STATED EXERCISE A:
Reproduce word for word the part of the forum thread below that begins at the words "Just wondering is" and stops after the words "upload/delete/move as applicable.".

SOURCE PASSAGE:
________________________________________
# Is there a plugin that exports pure XML alongside images?



## Sean Needham (Mar 13, 2012)

Just wondering is there a plugin or export module that outputs an XML list alongside the exported images?  I've had a look around the board, and also online but can't find anything anywhere that does this at the moment.

The reason I'm looking for something like this is so that I can integrate an image importing system to a already running site, so when Lightroom exports a set of images, the whole xml package is uploaded to the server and modifications to the image library on that site are done through the XML list being parsed server-side instead of having to do the usual of enter the management section, select the gallery(s), upload/delete/move as applicable.

Anyone know of anything?


----------



## johnbeardy (Mar 13, 2012)

Not XML, but my ListView exports CSV and HTML. In fact it began as an XML exporter with XSLT formatting, but I decided that might be too geeky!

John


----------



## Sean Needham (Mar 13, 2012)

johnbeardy said:


> Not XML, but my ListView exports CSV and HTML. In fact it began as an XML exporter with XSLT formatting, but I decided that might be too geeky!
> 
> John



Thanks, John, I'll take a look at that later when I'm back on a stable connection so LR doesn't eat battery power.

As for XML being 'too geeky', nah, it's not at all... It's one of the things that makes the modern web world go around (and also XMP!)


----------



## jimburgess (Mar 14, 2012)

You might also check out LR/Transporter. With a bit of effort, I believe you can build XML output of your image's metadata.


----------



## Sean Needham (Mar 14, 2012)
________________________________________
SOURCE DATA:
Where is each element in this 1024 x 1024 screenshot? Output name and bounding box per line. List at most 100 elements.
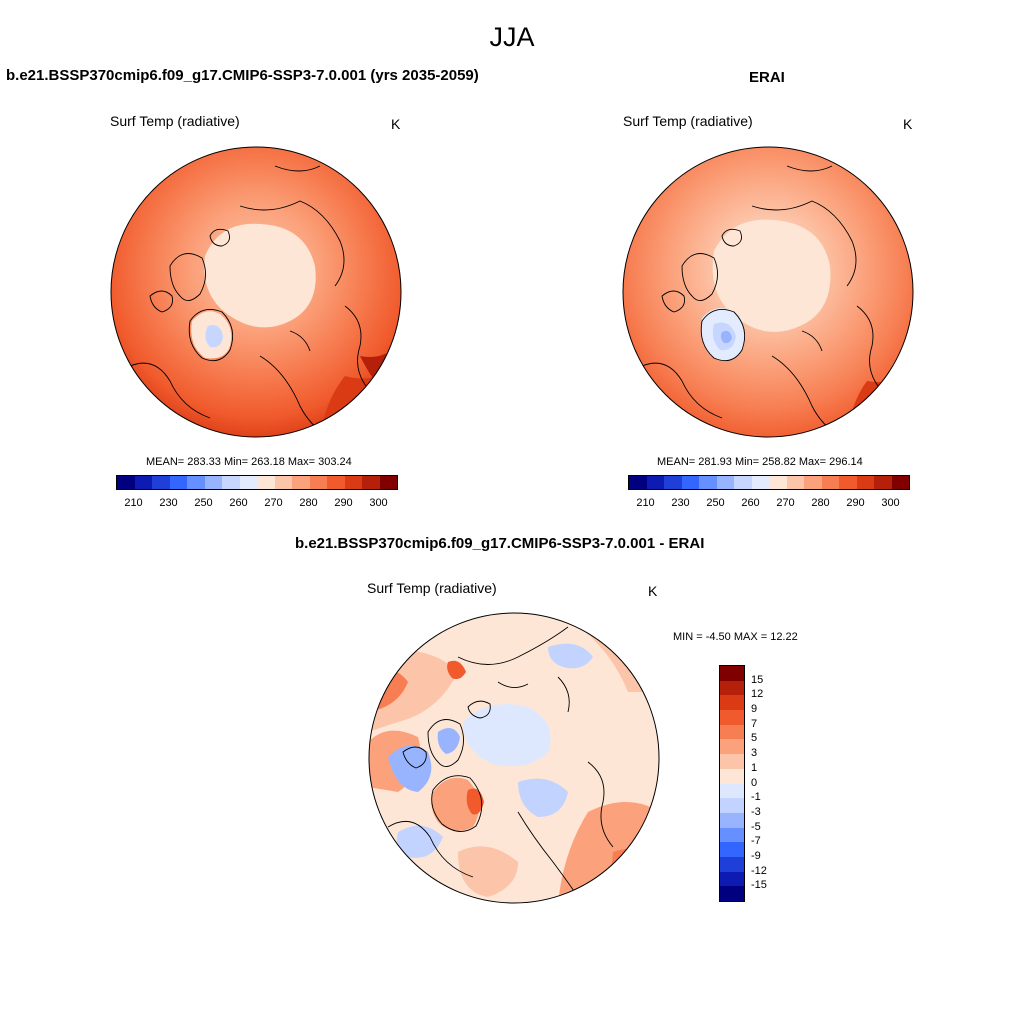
colorbar-swatch	[699, 476, 717, 489]
colorbar-tick-label: 250	[706, 497, 725, 509]
colorbar-swatch	[720, 768, 744, 784]
colorbar-swatch	[720, 798, 744, 813]
colorbar-tick-label: 300	[369, 497, 388, 509]
diff-variable-label: Surf Temp (radiative)	[367, 580, 497, 596]
colorbar-tick-label: 300	[881, 497, 900, 509]
colorbar-swatch	[664, 476, 682, 489]
colorbar-swatch	[720, 695, 744, 711]
colorbar-swatch	[362, 476, 380, 489]
model-units-label: K	[391, 116, 401, 132]
colorbar-tick-label: 290	[846, 497, 865, 509]
colorbar-swatch	[222, 476, 240, 489]
colorbar-swatch	[720, 827, 744, 843]
colorbar-swatch	[204, 476, 222, 489]
colorbar-swatch	[646, 476, 664, 489]
obs-variable-label: Surf Temp (radiative)	[623, 113, 753, 129]
colorbar-swatch	[187, 476, 205, 489]
colorbar-tick-label: 290	[334, 497, 353, 509]
colorbar-swatch	[274, 476, 292, 489]
colorbar-tick-label: -3	[751, 805, 761, 818]
colorbar-swatch	[117, 476, 135, 489]
colorbar-swatch	[720, 754, 744, 769]
colorbar-swatch	[344, 476, 362, 489]
colorbar-swatch	[734, 476, 752, 489]
colorbar-tick-label: 260	[229, 497, 248, 509]
colorbar-swatch	[134, 476, 152, 489]
obs-stats: MEAN= 281.93 Min= 258.82 Max= 296.14	[657, 456, 863, 468]
colorbar-swatch	[720, 710, 744, 725]
diff-colorbar-ticks: 15 12 9 7 5 3 1 0 -1 -3 -5 -7 -9 -12 -15	[751, 665, 791, 900]
colorbar-swatch	[786, 476, 804, 489]
colorbar-tick-label: -12	[751, 864, 767, 877]
colorbar-swatch	[309, 476, 327, 489]
diff-panel-title: b.e21.BSSP370cmip6.f09_g17.CMIP6-SSP3-7.…	[295, 535, 705, 552]
colorbar-swatch	[379, 476, 397, 489]
colorbar-swatch	[720, 724, 744, 740]
colorbar-tick-label: 280	[811, 497, 830, 509]
diff-stats: MIN = -4.50 MAX = 12.22	[673, 631, 798, 643]
model-colorbar	[116, 475, 398, 490]
colorbar-swatch	[720, 666, 744, 681]
colorbar-swatch	[720, 680, 744, 696]
colorbar-swatch	[292, 476, 310, 489]
colorbar-tick-label: 1	[751, 761, 758, 774]
colorbar-tick-label: 230	[671, 497, 690, 509]
colorbar-swatch	[152, 476, 170, 489]
colorbar-tick-label: 210	[124, 497, 143, 509]
obs-colorbar	[628, 475, 910, 490]
colorbar-tick-label: 15	[751, 673, 764, 686]
diff-colorbar	[719, 665, 745, 902]
model-colorbar-ticks: 210 230 250 260 270 280 290 300	[116, 497, 396, 511]
colorbar-tick-label: 260	[741, 497, 760, 509]
model-stats: MEAN= 283.33 Min= 263.18 Max= 303.24	[146, 456, 352, 468]
colorbar-tick-label: -7	[751, 835, 761, 848]
colorbar-swatch	[720, 812, 744, 828]
colorbar-tick-label: 0	[751, 776, 758, 789]
colorbar-swatch	[629, 476, 647, 489]
obs-units-label: K	[903, 116, 913, 132]
colorbar-swatch	[239, 476, 257, 489]
colorbar-tick-label: 7	[751, 717, 758, 730]
colorbar-tick-label: -5	[751, 820, 761, 833]
colorbar-tick-label: -15	[751, 879, 767, 892]
obs-colorbar-ticks: 210 230 250 260 270 280 290 300	[628, 497, 908, 511]
colorbar-tick-label: 280	[299, 497, 318, 509]
colorbar-swatch	[769, 476, 787, 489]
colorbar-swatch	[720, 739, 744, 755]
colorbar-swatch	[804, 476, 822, 489]
model-panel-title: b.e21.BSSP370cmip6.f09_g17.CMIP6-SSP3-7.…	[6, 67, 479, 84]
model-variable-label: Surf Temp (radiative)	[110, 113, 240, 129]
colorbar-swatch	[751, 476, 769, 489]
figure-title: JJA	[489, 22, 535, 52]
colorbar-swatch	[169, 476, 187, 489]
colorbar-swatch	[720, 856, 744, 872]
colorbar-tick-label: 230	[159, 497, 178, 509]
model-polar-map	[110, 146, 402, 438]
obs-panel-title: ERAI	[749, 69, 785, 86]
diff-units-label: K	[648, 583, 658, 599]
diff-polar-map	[368, 612, 660, 904]
colorbar-swatch	[720, 871, 744, 887]
colorbar-swatch	[821, 476, 839, 489]
colorbar-tick-label: 250	[194, 497, 213, 509]
colorbar-tick-label: 5	[751, 732, 758, 745]
colorbar-swatch	[327, 476, 345, 489]
colorbar-tick-label: 3	[751, 747, 758, 760]
colorbar-tick-label: 9	[751, 703, 758, 716]
colorbar-swatch	[716, 476, 734, 489]
colorbar-swatch	[257, 476, 275, 489]
colorbar-tick-label: 210	[636, 497, 655, 509]
colorbar-tick-label: 270	[264, 497, 283, 509]
colorbar-swatch	[891, 476, 909, 489]
colorbar-swatch	[856, 476, 874, 489]
colorbar-tick-label: -9	[751, 849, 761, 862]
obs-polar-map	[622, 146, 914, 438]
colorbar-swatch	[839, 476, 857, 489]
colorbar-swatch	[720, 842, 744, 857]
colorbar-tick-label: 270	[776, 497, 795, 509]
colorbar-swatch	[720, 783, 744, 799]
colorbar-swatch	[720, 886, 744, 901]
colorbar-swatch	[874, 476, 892, 489]
colorbar-swatch	[681, 476, 699, 489]
colorbar-tick-label: 12	[751, 688, 764, 701]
________________________________________
STATED EXERCISE B:
Recast the lines of the records above as a JSON list of strings, one string per line with blank lines left out, beginning at the line that has "476, 717, 489]" and stopping after the line that has "476, 205, 489]".

WRITTEN RESPONSE A:
Just wondering is there a plugin or export module that outputs an XML list alongside the exported images?  I've had a look around the board, and also online but can't find anything anywhere that does this at the moment.

The reason I'm looking for something like this is so that I can integrate an image importing system to a already running site, so when Lightroom exports a set of images, the whole xml package is uploaded to the server and modifications to the image library on that site are done through the XML list being parsed server-side instead of having to do the usual of enter the management section, select the gallery(s), upload/delete/move as applicable.

WRITTEN RESPONSE B:
[
  "colorbar-swatch\t[699, 476, 717, 489]",
  "colorbar-tick-label: 250\t[706, 497, 725, 509]",
  "colorbar-swatch\t[720, 768, 744, 784]",
  "colorbar-swatch\t[720, 798, 744, 813]",
  "colorbar-tick-label: 300\t[369, 497, 388, 509]",
  "diff-variable-label: Surf Temp (radiative)\t[367, 580, 497, 596]",
  "colorbar-tick-label: 300\t[881, 497, 900, 509]",
  "colorbar-swatch\t[664, 476, 682, 489]",
  "colorbar-swatch\t[720, 695, 744, 711]",
  "colorbar-swatch\t[362, 476, 380, 489]",
  "model-units-label: K\t[391, 116, 401, 132]",
  "colorbar-tick-label: 290\t[846, 497, 865, 509]",
  "colorbar-swatch\t[222, 476, 240, 489]",
  "colorbar-swatch\t[720, 827, 744, 843]",
  "colorbar-swatch\t[204, 476, 222, 489]",
  "colorbar-swatch\t[646, 476, 664, 489]",
  "obs-variable-label: Surf Temp (radiative)\t[623, 113, 753, 129]",
  "colorbar-swatch\t[187, 476, 205, 489]"
]